• _Problem to work on_
Nothing in the data should change when you return it, but leave the pictures out.

• _Input data_
* * * * *

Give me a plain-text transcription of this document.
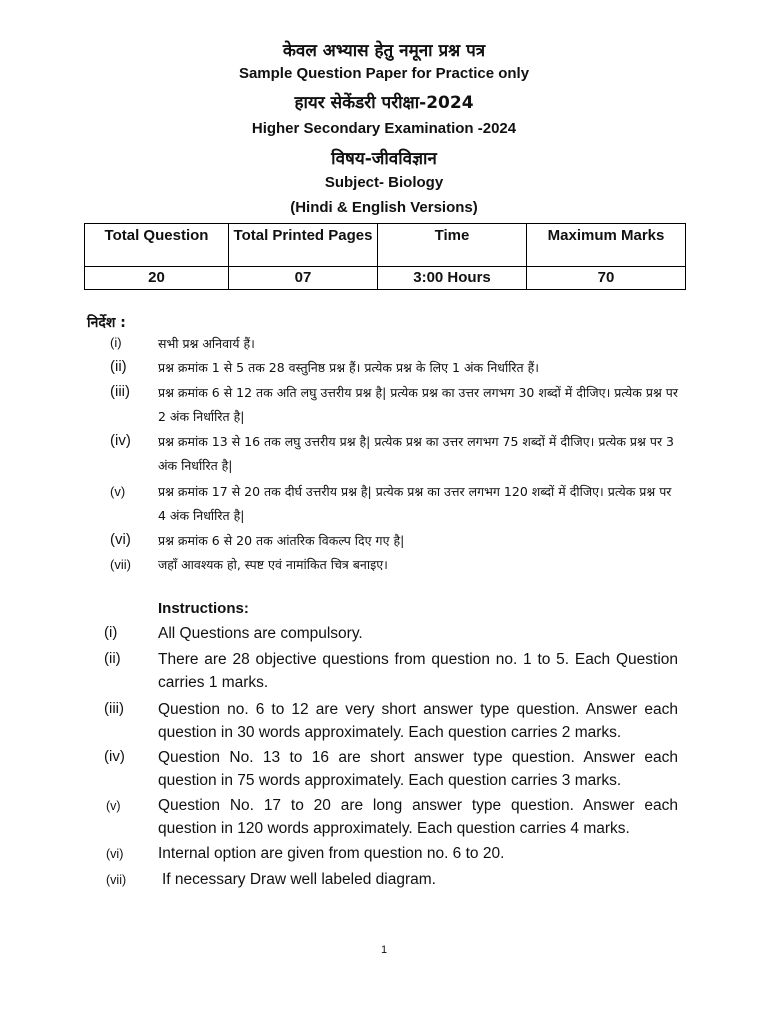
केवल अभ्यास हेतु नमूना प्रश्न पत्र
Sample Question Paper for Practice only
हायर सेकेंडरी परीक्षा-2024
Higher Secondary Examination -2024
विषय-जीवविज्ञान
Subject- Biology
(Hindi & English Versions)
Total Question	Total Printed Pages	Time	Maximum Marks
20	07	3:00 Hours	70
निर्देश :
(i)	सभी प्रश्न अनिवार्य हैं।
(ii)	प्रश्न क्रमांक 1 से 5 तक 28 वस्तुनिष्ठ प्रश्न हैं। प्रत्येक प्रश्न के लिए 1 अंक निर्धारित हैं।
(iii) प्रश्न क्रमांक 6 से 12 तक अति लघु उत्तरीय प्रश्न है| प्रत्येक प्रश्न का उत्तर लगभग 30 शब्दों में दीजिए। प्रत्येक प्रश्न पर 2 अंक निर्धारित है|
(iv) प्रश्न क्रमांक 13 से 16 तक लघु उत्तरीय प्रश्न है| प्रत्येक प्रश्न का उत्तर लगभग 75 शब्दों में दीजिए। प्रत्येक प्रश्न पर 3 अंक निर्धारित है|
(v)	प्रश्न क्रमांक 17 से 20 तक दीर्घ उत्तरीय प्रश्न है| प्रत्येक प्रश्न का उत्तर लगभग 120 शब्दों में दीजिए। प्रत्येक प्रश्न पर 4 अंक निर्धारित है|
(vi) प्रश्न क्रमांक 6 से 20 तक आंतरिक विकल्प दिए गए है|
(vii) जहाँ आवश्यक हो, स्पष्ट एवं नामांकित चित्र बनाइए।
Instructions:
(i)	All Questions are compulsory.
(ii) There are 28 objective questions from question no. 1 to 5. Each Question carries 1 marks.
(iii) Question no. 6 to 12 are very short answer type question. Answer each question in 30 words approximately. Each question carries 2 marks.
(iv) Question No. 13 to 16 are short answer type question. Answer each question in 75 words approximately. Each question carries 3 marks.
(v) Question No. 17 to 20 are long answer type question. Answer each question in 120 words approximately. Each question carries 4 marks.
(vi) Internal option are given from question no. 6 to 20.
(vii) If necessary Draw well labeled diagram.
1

* * * * *

• _The completed task_
Give me a plain-text transcription of this document.
केवल अभ्यास हेतु नमूना प्रश्न पत्र
Sample Question Paper for Practice only
हायर सेकेंडरी परीक्षा-2024
Higher Secondary Examination -2024
विषय-जीवविज्ञान
Subject- Biology
(Hindi & English Versions)
Total Question	Total Printed Pages	Time	Maximum Marks
20	07	3:00 Hours	70
निर्देश :
(i)	सभी प्रश्न अनिवार्य हैं।
(ii)	प्रश्न क्रमांक 1 से 5 तक 28 वस्तुनिष्ठ प्रश्न हैं। प्रत्येक प्रश्न के लिए 1 अंक निर्धारित हैं।
(iii) प्रश्न क्रमांक 6 से 12 तक अति लघु उत्तरीय प्रश्न है| प्रत्येक प्रश्न का उत्तर लगभग 30 शब्दों में दीजिए। प्रत्येक प्रश्न पर 2 अंक निर्धारित है|
(iv) प्रश्न क्रमांक 13 से 16 तक लघु उत्तरीय प्रश्न है| प्रत्येक प्रश्न का उत्तर लगभग 75 शब्दों में दीजिए। प्रत्येक प्रश्न पर 3 अंक निर्धारित है|
(v)	प्रश्न क्रमांक 17 से 20 तक दीर्घ उत्तरीय प्रश्न है| प्रत्येक प्रश्न का उत्तर लगभग 120 शब्दों में दीजिए। प्रत्येक प्रश्न पर 4 अंक निर्धारित है|
(vi) प्रश्न क्रमांक 6 से 20 तक आंतरिक विकल्प दिए गए है|
(vii) जहाँ आवश्यक हो, स्पष्ट एवं नामांकित चित्र बनाइए।
Instructions:
(i)	All Questions are compulsory.
(ii) There are 28 objective questions from question no. 1 to 5. Each Question carries 1 marks.
(iii) Question no. 6 to 12 are very short answer type question. Answer each question in 30 words approximately. Each question carries 2 marks.
(iv) Question No. 13 to 16 are short answer type question. Answer each question in 75 words approximately. Each question carries 3 marks.
(v) Question No. 17 to 20 are long answer type question. Answer each question in 120 words approximately. Each question carries 4 marks.
(vi) Internal option are given from question no. 6 to 20.
(vii) If necessary Draw well labeled diagram.
1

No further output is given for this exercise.